### [Directions for this task]
Transcribe the listing verbatim. Do not carry over any pictures.

### [Provided records]
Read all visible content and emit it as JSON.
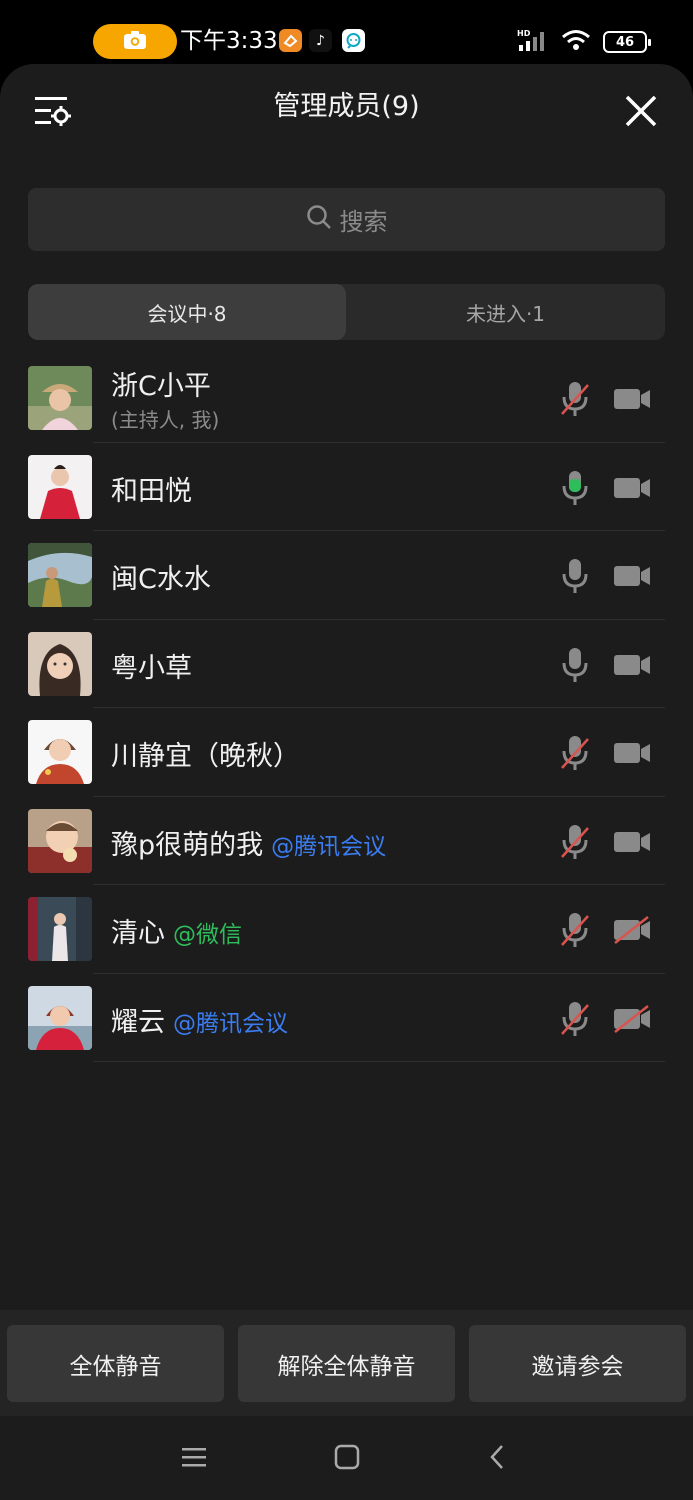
{
  "status_bar": {
    "time": "下午3:33",
    "battery": "46",
    "network": "HD"
  },
  "header": {
    "title": "管理成员(9)"
  },
  "search": {
    "placeholder": "搜索"
  },
  "tabs": [
    {
      "label": "会议中·8",
      "active": true
    },
    {
      "label": "未进入·1",
      "active": false
    }
  ],
  "members": [
    {
      "name": "浙C小平",
      "sub": "(主持人, 我)",
      "tag": "",
      "mic": "muted",
      "camera": "off"
    },
    {
      "name": "和田悦",
      "tag": "",
      "mic": "speaking",
      "camera": "off"
    },
    {
      "name": "闽C水水",
      "tag": "",
      "mic": "on",
      "camera": "off"
    },
    {
      "name": "粤小草",
      "tag": "",
      "mic": "on",
      "camera": "off"
    },
    {
      "name": "川静宜（晚秋）",
      "tag": "",
      "mic": "muted",
      "camera": "off"
    },
    {
      "name": "豫p很萌的我",
      "tag": "@腾讯会议",
      "tag_color": "blue",
      "mic": "muted",
      "camera": "off"
    },
    {
      "name": "清心",
      "tag": "@微信",
      "tag_color": "green",
      "mic": "muted",
      "camera": "disabled"
    },
    {
      "name": "耀云",
      "tag": "@腾讯会议",
      "tag_color": "blue",
      "mic": "muted",
      "camera": "disabled"
    }
  ],
  "actions": {
    "mute_all": "全体静音",
    "unmute_all": "解除全体静音",
    "invite": "邀请参会"
  },
  "colors": {
    "background": "#1c1c1c",
    "accent_blue": "#3b7df0",
    "accent_green": "#2fbd5c",
    "mute_red": "#d9534f",
    "camera_pill": "#f7a600"
  }
}
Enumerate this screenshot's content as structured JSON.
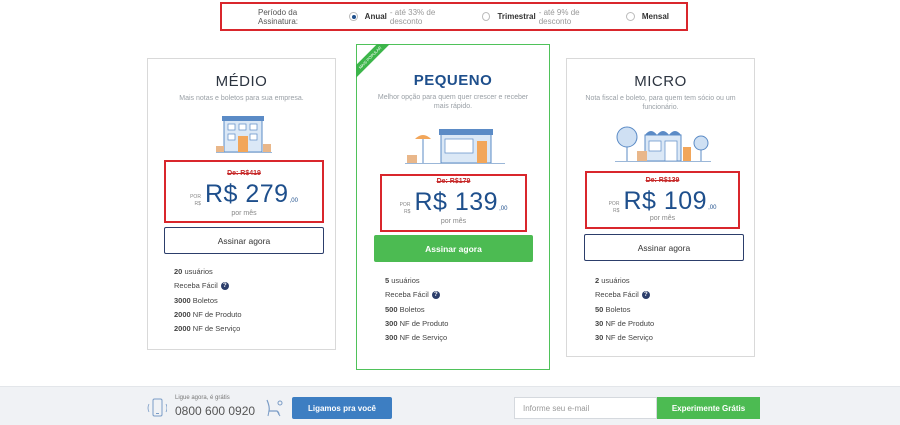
{
  "period": {
    "label": "Período da Assinatura:",
    "options": [
      {
        "name": "Anual",
        "note": "- até 33% de desconto",
        "selected": true
      },
      {
        "name": "Trimestral",
        "note": "- até 9% de desconto",
        "selected": false
      },
      {
        "name": "Mensal",
        "note": "",
        "selected": false
      }
    ]
  },
  "plans": [
    {
      "title": "MÉDIO",
      "desc": "Mais notas e boletos para sua empresa.",
      "old_price": "De: R$419",
      "por": "POR",
      "rs_small": "R$",
      "price": "R$ 279",
      "cents": ",00",
      "per": "por mês",
      "button": "Assinar agora",
      "features": [
        {
          "qty": "20",
          "label": "usuários"
        },
        {
          "qty": "",
          "label": "Receba Fácil"
        },
        {
          "qty": "3000",
          "label": "Boletos"
        },
        {
          "qty": "2000",
          "label": "NF de Produto"
        },
        {
          "qty": "2000",
          "label": "NF de Serviço"
        }
      ]
    },
    {
      "title": "PEQUENO",
      "ribbon": "MAIS POPULAR",
      "desc": "Melhor opção para quem quer crescer e receber mais rápido.",
      "old_price": "De: R$179",
      "por": "POR",
      "rs_small": "R$",
      "price": "R$ 139",
      "cents": ",00",
      "per": "por mês",
      "button": "Assinar agora",
      "features": [
        {
          "qty": "5",
          "label": "usuários"
        },
        {
          "qty": "",
          "label": "Receba Fácil"
        },
        {
          "qty": "500",
          "label": "Boletos"
        },
        {
          "qty": "300",
          "label": "NF de Produto"
        },
        {
          "qty": "300",
          "label": "NF de Serviço"
        }
      ]
    },
    {
      "title": "MICRO",
      "desc": "Nota fiscal e boleto, para quem tem sócio ou um funcionário.",
      "old_price": "De: R$139",
      "por": "POR",
      "rs_small": "R$",
      "price": "R$ 109",
      "cents": ",00",
      "per": "por mês",
      "button": "Assinar agora",
      "features": [
        {
          "qty": "2",
          "label": "usuários"
        },
        {
          "qty": "",
          "label": "Receba Fácil"
        },
        {
          "qty": "50",
          "label": "Boletos"
        },
        {
          "qty": "30",
          "label": "NF de Produto"
        },
        {
          "qty": "30",
          "label": "NF de Serviço"
        }
      ]
    }
  ],
  "footer": {
    "ligue": "Ligue agora, é grátis",
    "phone": "0800 600 0920",
    "call_button": "Ligamos pra você",
    "email_placeholder": "Informe seu e-mail",
    "trial_button": "Experimente Grátis"
  },
  "colors": {
    "accent_blue": "#1e4f8c",
    "green": "#4cbb52",
    "highlight_red": "#d9262c"
  }
}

### [Solution to the problem]
Read all visible content and emit it as JSON.
{
  "status_bar": {
    "time": "下午3:33",
    "battery": "46",
    "network": "HD"
  },
  "header": {
    "title": "管理成员(9)"
  },
  "search": {
    "placeholder": "搜索"
  },
  "tabs": [
    {
      "label": "会议中·8",
      "active": true
    },
    {
      "label": "未进入·1",
      "active": false
    }
  ],
  "members": [
    {
      "name": "浙C小平",
      "sub": "(主持人, 我)",
      "tag": "",
      "mic": "muted",
      "camera": "off"
    },
    {
      "name": "和田悦",
      "tag": "",
      "mic": "speaking",
      "camera": "off"
    },
    {
      "name": "闽C水水",
      "tag": "",
      "mic": "on",
      "camera": "off"
    },
    {
      "name": "粤小草",
      "tag": "",
      "mic": "on",
      "camera": "off"
    },
    {
      "name": "川静宜（晚秋）",
      "tag": "",
      "mic": "muted",
      "camera": "off"
    },
    {
      "name": "豫p很萌的我",
      "tag": "@腾讯会议",
      "tag_color": "blue",
      "mic": "muted",
      "camera": "off"
    },
    {
      "name": "清心",
      "tag": "@微信",
      "tag_color": "green",
      "mic": "muted",
      "camera": "disabled"
    },
    {
      "name": "耀云",
      "tag": "@腾讯会议",
      "tag_color": "blue",
      "mic": "muted",
      "camera": "disabled"
    }
  ],
  "actions": {
    "mute_all": "全体静音",
    "unmute_all": "解除全体静音",
    "invite": "邀请参会"
  },
  "colors": {
    "background": "#1c1c1c",
    "accent_blue": "#3b7df0",
    "accent_green": "#2fbd5c",
    "mute_red": "#d9534f",
    "camera_pill": "#f7a600"
  }
}
Enumerate this screenshot's content as structured JSON.
{
  "period": {
    "label": "Período da Assinatura:",
    "options": [
      {
        "name": "Anual",
        "note": "- até 33% de desconto",
        "selected": true
      },
      {
        "name": "Trimestral",
        "note": "- até 9% de desconto",
        "selected": false
      },
      {
        "name": "Mensal",
        "note": "",
        "selected": false
      }
    ]
  },
  "plans": [
    {
      "title": "MÉDIO",
      "desc": "Mais notas e boletos para sua empresa.",
      "old_price": "De: R$419",
      "por": "POR",
      "rs_small": "R$",
      "price": "R$ 279",
      "cents": ",00",
      "per": "por mês",
      "button": "Assinar agora",
      "features": [
        {
          "qty": "20",
          "label": "usuários"
        },
        {
          "qty": "",
          "label": "Receba Fácil"
        },
        {
          "qty": "3000",
          "label": "Boletos"
        },
        {
          "qty": "2000",
          "label": "NF de Produto"
        },
        {
          "qty": "2000",
          "label": "NF de Serviço"
        }
      ]
    },
    {
      "title": "PEQUENO",
      "ribbon": "MAIS POPULAR",
      "desc": "Melhor opção para quem quer crescer e receber mais rápido.",
      "old_price": "De: R$179",
      "por": "POR",
      "rs_small": "R$",
      "price": "R$ 139",
      "cents": ",00",
      "per": "por mês",
      "button": "Assinar agora",
      "features": [
        {
          "qty": "5",
          "label": "usuários"
        },
        {
          "qty": "",
          "label": "Receba Fácil"
        },
        {
          "qty": "500",
          "label": "Boletos"
        },
        {
          "qty": "300",
          "label": "NF de Produto"
        },
        {
          "qty": "300",
          "label": "NF de Serviço"
        }
      ]
    },
    {
      "title": "MICRO",
      "desc": "Nota fiscal e boleto, para quem tem sócio ou um funcionário.",
      "old_price": "De: R$139",
      "por": "POR",
      "rs_small": "R$",
      "price": "R$ 109",
      "cents": ",00",
      "per": "por mês",
      "button": "Assinar agora",
      "features": [
        {
          "qty": "2",
          "label": "usuários"
        },
        {
          "qty": "",
          "label": "Receba Fácil"
        },
        {
          "qty": "50",
          "label": "Boletos"
        },
        {
          "qty": "30",
          "label": "NF de Produto"
        },
        {
          "qty": "30",
          "label": "NF de Serviço"
        }
      ]
    }
  ],
  "footer": {
    "ligue": "Ligue agora, é grátis",
    "phone": "0800 600 0920",
    "call_button": "Ligamos pra você",
    "email_placeholder": "Informe seu e-mail",
    "trial_button": "Experimente Grátis"
  },
  "colors": {
    "accent_blue": "#1e4f8c",
    "green": "#4cbb52",
    "highlight_red": "#d9262c"
  }
}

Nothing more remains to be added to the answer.